◆ **SOURCE PASSAGE**
----

[PATCH V13 - RESEND 05/10] arm64/perf: Add branch stack support in ARMV8 PMU

Anshuman Khandual anshuman.khandual at arm.com
Tue Jul 11 01:24:50 PDT 2023


This enables support for branch stack sampling event in ARMV8 PMU, checking
has_branch_stack() on the event inside 'struct arm_pmu' callbacks. Although
these branch stack helpers armv8pmu_branch_XXXXX() are just dummy functions
for now. While here, this also defines arm_pmu's sched_task() callback with
armv8pmu_sched_task(), which resets the branch record buffer on a sched_in.

Cc: Catalin Marinas <catalin.marinas at arm.com>
Cc: Will Deacon <will at kernel.org>
Cc: Mark Rutland <mark.rutland at arm.com>
Cc: linux-arm-kernel at lists.infradead.org
Cc: linux-kernel at vger.kernel.org
Tested-by: James Clark <james.clark at arm.com>
Signed-off-by: Anshuman Khandual <anshuman.khandual at arm.com>
---
 arch/arm/include/asm/arm_pmuv3.h    |  9 +++
 arch/arm64/include/asm/perf_event.h | 31 +++++++++++
 drivers/perf/arm_pmuv3.c            | 86 +++++++++++++++++++++--------
 3 files changed, 102 insertions(+), 24 deletions(-)

diff --git a/arch/arm/include/asm/arm_pmuv3.h b/arch/arm/include/asm/arm_pmuv3.h
index f3cd04ff022d..d7c438939a6f 100644
--- a/arch/arm/include/asm/arm_pmuv3.h
+++ b/arch/arm/include/asm/arm_pmuv3.h
@@ -249,4 +249,13 @@ static inline bool is_pmuv3p5(int pmuver)
 	return pmuver >= ARMV8_PMU_DFR_VER_V3P5;
 }
 
+/* BRBE stubs */
+#ifdef CONFIG_PERF_EVENTS
+static inline void armv8pmu_branch_read(struct pmu_hw_events *cpuc, struct perf_event *event) { }
+static inline bool armv8pmu_branch_attr_valid(struct perf_event *event) { return false; }
+static inline void armv8pmu_branch_enable(struct perf_event *event) { }
+static inline void armv8pmu_branch_disable(struct perf_event *event) { }
+static inline void armv8pmu_branch_probe(struct arm_pmu *arm_pmu) { }
+static inline void armv8pmu_branch_reset(void) { }
+#endif
 #endif
diff --git a/arch/arm64/include/asm/perf_event.h b/arch/arm64/include/asm/perf_event.h
index eb7071c9eb34..ebc392ba3559 100644
--- a/arch/arm64/include/asm/perf_event.h
+++ b/arch/arm64/include/asm/perf_event.h
@@ -24,4 +24,35 @@ extern unsigned long perf_misc_flags(struct pt_regs *regs);
 	(regs)->pstate = PSR_MODE_EL1h;	\
 }
 
+struct pmu_hw_events;
+struct arm_pmu;
+struct perf_event;
+
+#ifdef CONFIG_PERF_EVENTS
+static inline bool has_branch_stack(struct perf_event *event);
+
+static inline void armv8pmu_branch_read(struct pmu_hw_events *cpuc, struct perf_event *event)

----

◆ **AVAILABLE DATA**
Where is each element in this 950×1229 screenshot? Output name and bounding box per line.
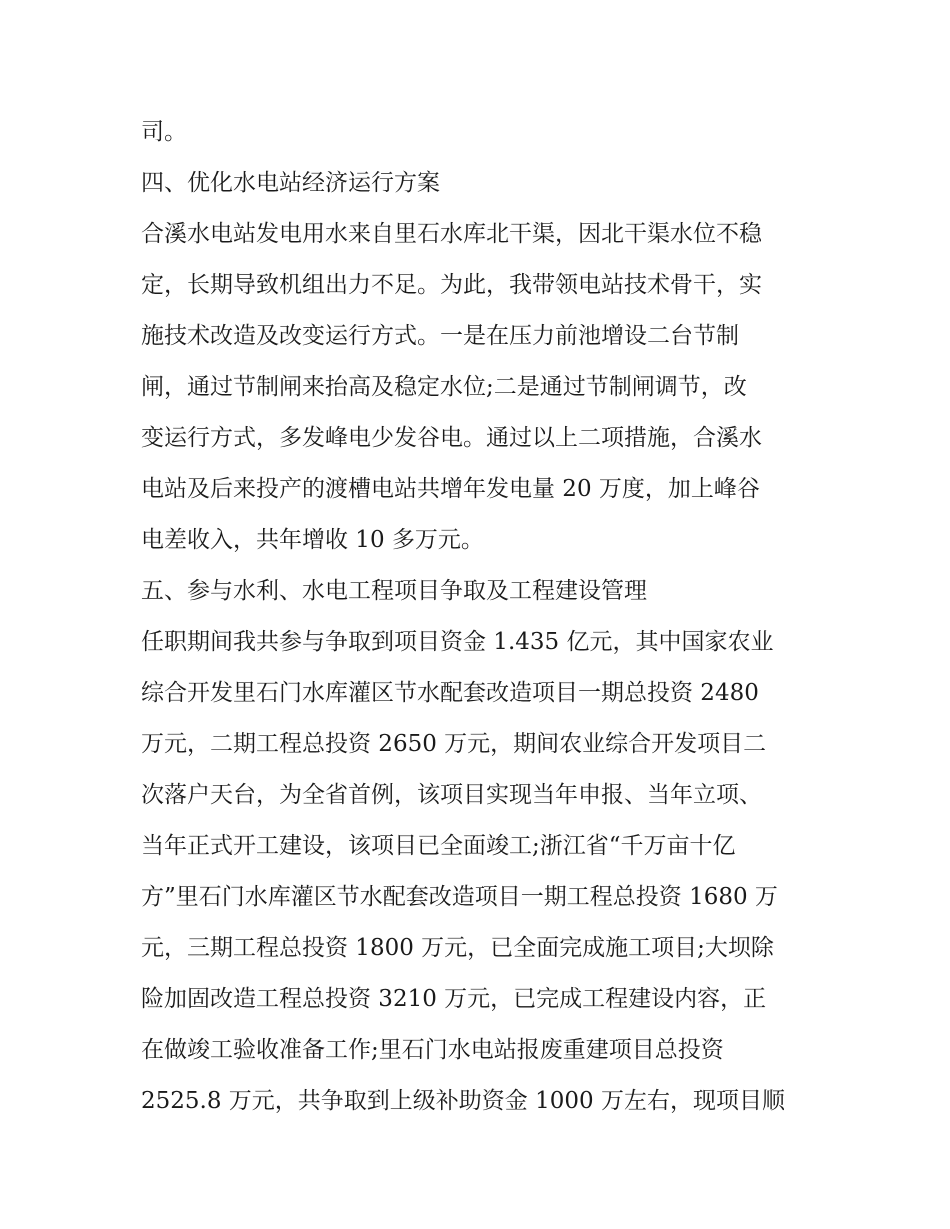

----

According to the patch description, what does armv8pmu_sched_task() do on a sched_in?

◆ **THE OUTPUT**
It resets the branch record buffer.